» **WHAT YOU WILL DO**
Copy every line that mentions the word "gives".

________________________

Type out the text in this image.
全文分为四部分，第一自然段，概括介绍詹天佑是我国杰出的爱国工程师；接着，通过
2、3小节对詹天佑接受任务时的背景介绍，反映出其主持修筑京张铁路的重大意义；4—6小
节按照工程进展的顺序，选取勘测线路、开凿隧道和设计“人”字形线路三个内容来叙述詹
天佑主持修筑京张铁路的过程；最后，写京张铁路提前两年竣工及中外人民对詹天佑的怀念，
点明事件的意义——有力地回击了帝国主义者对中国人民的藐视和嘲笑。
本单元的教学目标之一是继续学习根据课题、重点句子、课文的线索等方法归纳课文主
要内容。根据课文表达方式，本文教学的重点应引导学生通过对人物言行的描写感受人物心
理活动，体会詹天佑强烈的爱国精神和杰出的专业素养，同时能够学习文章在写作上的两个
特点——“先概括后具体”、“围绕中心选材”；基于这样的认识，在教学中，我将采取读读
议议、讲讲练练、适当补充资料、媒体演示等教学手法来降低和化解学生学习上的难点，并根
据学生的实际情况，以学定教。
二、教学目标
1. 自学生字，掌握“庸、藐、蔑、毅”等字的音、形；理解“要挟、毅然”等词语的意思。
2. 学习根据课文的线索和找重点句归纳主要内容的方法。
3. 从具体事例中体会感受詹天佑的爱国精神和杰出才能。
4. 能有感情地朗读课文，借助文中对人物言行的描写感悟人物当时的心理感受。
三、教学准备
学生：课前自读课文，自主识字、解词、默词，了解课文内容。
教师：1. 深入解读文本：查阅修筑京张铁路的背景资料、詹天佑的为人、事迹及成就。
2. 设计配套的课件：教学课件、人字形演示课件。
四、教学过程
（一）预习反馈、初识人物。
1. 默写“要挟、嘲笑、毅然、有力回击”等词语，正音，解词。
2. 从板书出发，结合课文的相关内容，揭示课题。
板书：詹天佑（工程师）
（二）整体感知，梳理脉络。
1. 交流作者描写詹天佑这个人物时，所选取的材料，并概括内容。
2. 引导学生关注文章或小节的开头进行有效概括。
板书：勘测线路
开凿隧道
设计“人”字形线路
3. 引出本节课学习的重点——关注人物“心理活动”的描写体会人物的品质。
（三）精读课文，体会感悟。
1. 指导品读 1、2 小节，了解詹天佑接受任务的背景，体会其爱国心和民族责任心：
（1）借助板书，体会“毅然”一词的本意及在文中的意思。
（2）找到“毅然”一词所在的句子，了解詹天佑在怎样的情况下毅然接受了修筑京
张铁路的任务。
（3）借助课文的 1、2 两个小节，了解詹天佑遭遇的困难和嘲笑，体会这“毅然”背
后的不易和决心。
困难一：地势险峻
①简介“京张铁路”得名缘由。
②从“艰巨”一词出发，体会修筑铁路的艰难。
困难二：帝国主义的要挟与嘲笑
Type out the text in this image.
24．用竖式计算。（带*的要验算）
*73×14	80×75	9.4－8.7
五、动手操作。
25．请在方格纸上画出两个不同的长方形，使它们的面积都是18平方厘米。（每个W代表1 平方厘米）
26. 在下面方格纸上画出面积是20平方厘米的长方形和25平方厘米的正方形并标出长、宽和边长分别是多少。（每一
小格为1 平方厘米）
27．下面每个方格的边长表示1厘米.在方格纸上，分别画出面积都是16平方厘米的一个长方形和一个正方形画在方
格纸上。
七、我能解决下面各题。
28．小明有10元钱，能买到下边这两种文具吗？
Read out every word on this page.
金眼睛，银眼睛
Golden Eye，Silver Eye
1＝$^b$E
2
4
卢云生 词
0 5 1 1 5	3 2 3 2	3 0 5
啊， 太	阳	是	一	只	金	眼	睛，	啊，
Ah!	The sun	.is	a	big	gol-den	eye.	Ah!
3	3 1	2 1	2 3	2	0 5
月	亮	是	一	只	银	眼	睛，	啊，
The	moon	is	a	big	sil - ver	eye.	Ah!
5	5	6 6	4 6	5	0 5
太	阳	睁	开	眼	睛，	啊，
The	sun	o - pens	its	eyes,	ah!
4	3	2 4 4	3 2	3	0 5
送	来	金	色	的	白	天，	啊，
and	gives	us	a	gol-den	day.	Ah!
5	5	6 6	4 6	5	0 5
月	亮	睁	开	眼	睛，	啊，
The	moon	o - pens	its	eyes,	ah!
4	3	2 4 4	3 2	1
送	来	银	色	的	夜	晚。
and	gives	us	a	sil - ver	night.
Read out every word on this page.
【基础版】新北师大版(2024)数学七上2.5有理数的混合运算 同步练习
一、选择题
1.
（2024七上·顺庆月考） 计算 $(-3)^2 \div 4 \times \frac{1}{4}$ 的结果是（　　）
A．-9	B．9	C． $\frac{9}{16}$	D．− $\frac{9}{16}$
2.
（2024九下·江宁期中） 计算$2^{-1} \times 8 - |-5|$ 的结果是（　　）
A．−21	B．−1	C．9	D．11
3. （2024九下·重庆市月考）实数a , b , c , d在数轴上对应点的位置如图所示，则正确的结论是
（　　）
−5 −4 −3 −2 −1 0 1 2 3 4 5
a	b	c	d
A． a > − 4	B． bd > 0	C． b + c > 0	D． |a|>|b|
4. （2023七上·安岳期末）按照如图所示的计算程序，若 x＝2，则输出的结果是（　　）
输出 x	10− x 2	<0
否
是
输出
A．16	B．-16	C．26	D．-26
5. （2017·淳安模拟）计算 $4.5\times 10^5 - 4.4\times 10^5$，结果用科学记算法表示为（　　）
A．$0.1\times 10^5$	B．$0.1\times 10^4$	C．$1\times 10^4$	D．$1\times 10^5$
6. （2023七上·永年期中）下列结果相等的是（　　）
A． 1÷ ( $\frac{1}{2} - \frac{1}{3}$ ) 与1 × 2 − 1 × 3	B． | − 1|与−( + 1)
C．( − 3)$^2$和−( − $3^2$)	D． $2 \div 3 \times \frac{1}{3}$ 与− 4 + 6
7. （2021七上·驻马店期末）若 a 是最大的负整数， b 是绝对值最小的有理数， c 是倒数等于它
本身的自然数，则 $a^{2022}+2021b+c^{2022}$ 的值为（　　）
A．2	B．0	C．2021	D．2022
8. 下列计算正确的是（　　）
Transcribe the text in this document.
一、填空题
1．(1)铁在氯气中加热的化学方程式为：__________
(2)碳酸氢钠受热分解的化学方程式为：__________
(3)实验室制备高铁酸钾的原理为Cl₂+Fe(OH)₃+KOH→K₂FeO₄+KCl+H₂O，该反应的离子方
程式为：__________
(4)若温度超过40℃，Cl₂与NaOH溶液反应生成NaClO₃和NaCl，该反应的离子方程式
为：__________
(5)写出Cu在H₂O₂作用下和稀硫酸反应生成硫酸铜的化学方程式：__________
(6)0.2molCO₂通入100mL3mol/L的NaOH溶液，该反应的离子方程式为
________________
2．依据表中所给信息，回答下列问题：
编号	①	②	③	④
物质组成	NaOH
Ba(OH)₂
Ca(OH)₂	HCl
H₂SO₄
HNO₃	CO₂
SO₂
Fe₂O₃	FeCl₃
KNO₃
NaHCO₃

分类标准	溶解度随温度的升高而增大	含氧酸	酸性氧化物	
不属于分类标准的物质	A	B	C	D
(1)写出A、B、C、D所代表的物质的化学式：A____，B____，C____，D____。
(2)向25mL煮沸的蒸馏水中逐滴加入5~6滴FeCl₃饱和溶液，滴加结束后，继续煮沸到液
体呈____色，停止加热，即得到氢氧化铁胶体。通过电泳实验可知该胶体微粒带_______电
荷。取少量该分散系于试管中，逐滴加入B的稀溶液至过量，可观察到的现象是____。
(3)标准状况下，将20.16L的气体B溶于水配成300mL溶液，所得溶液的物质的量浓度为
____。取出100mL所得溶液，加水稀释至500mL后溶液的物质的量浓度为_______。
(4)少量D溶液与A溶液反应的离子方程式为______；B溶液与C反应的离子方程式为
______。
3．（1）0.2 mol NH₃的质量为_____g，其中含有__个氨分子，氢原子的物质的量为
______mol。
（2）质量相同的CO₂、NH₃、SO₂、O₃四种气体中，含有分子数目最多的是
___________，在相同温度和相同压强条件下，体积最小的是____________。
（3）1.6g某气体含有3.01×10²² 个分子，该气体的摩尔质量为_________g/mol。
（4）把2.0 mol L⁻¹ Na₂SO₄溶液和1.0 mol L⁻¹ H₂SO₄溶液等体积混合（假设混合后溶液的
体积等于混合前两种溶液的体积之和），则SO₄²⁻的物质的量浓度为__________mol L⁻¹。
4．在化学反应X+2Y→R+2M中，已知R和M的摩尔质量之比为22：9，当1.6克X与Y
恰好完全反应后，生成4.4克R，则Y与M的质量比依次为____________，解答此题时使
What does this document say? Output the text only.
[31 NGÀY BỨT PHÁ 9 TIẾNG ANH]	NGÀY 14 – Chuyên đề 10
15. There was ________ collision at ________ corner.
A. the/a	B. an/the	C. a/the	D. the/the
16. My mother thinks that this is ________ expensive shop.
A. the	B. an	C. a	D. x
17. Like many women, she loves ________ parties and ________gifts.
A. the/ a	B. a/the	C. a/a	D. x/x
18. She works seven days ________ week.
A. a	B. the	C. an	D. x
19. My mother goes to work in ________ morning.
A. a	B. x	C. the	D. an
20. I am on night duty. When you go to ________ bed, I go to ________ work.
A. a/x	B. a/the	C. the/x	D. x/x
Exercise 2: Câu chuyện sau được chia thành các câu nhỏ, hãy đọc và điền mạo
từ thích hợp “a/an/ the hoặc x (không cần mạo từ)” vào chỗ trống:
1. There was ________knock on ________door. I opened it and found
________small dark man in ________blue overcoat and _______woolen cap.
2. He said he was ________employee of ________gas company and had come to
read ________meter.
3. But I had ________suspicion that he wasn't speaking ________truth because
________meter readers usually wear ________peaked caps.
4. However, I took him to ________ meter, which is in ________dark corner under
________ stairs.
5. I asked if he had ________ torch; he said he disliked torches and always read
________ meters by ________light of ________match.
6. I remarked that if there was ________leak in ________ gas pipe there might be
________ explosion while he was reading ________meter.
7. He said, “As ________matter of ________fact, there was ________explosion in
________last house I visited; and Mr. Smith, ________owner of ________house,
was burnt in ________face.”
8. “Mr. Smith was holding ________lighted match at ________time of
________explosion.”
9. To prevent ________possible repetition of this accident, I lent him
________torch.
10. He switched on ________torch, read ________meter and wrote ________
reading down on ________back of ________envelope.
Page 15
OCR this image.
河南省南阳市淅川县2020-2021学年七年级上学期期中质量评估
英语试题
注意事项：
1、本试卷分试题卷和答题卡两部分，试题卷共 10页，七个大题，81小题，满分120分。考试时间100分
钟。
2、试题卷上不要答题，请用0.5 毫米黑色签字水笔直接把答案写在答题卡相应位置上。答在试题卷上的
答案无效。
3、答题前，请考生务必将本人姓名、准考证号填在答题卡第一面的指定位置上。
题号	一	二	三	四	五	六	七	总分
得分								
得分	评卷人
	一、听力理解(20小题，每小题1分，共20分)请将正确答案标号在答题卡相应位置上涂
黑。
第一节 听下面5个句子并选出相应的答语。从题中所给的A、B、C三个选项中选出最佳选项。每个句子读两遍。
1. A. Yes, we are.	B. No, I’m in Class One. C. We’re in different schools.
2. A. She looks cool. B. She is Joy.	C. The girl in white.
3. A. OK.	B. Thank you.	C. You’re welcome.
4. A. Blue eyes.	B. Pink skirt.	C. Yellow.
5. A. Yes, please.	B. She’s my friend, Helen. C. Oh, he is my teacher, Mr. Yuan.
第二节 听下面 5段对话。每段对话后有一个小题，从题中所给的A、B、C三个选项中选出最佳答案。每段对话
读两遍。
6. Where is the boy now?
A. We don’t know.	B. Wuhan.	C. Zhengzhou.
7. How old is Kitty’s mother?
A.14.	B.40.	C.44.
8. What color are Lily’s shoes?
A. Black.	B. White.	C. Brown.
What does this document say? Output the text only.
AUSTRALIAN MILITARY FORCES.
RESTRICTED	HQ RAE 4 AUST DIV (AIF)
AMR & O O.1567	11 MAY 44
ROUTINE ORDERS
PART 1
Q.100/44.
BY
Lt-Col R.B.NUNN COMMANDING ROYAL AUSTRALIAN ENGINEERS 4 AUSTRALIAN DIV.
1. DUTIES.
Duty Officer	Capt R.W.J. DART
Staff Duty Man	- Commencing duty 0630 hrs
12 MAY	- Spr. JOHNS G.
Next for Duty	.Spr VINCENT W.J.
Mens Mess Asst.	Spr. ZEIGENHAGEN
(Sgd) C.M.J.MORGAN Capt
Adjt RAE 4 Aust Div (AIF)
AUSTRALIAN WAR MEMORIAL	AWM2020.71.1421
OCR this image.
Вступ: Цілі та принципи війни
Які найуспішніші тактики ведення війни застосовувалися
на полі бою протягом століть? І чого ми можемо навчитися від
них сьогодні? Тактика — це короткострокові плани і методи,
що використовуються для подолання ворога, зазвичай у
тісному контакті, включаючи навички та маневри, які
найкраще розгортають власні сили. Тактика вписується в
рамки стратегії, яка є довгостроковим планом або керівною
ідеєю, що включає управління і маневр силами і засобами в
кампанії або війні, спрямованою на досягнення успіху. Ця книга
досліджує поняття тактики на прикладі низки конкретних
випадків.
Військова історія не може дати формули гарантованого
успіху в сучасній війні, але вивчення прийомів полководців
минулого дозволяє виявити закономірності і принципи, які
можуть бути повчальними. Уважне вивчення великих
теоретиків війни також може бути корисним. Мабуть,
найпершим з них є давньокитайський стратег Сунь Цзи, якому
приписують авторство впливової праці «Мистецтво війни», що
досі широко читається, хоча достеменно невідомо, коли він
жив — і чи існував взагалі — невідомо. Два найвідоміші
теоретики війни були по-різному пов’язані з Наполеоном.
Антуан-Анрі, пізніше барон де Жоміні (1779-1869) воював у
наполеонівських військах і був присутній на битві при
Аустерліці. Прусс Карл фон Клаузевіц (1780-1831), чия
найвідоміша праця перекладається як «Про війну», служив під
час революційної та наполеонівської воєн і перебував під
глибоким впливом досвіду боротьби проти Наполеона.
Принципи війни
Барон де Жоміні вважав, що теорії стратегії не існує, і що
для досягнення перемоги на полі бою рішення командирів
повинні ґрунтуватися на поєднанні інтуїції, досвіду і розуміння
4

________________________

» **FINISHED TASK**
and	gives	us	a	gol-den	day.	Ah!
and	gives	us	a	sil - ver	night.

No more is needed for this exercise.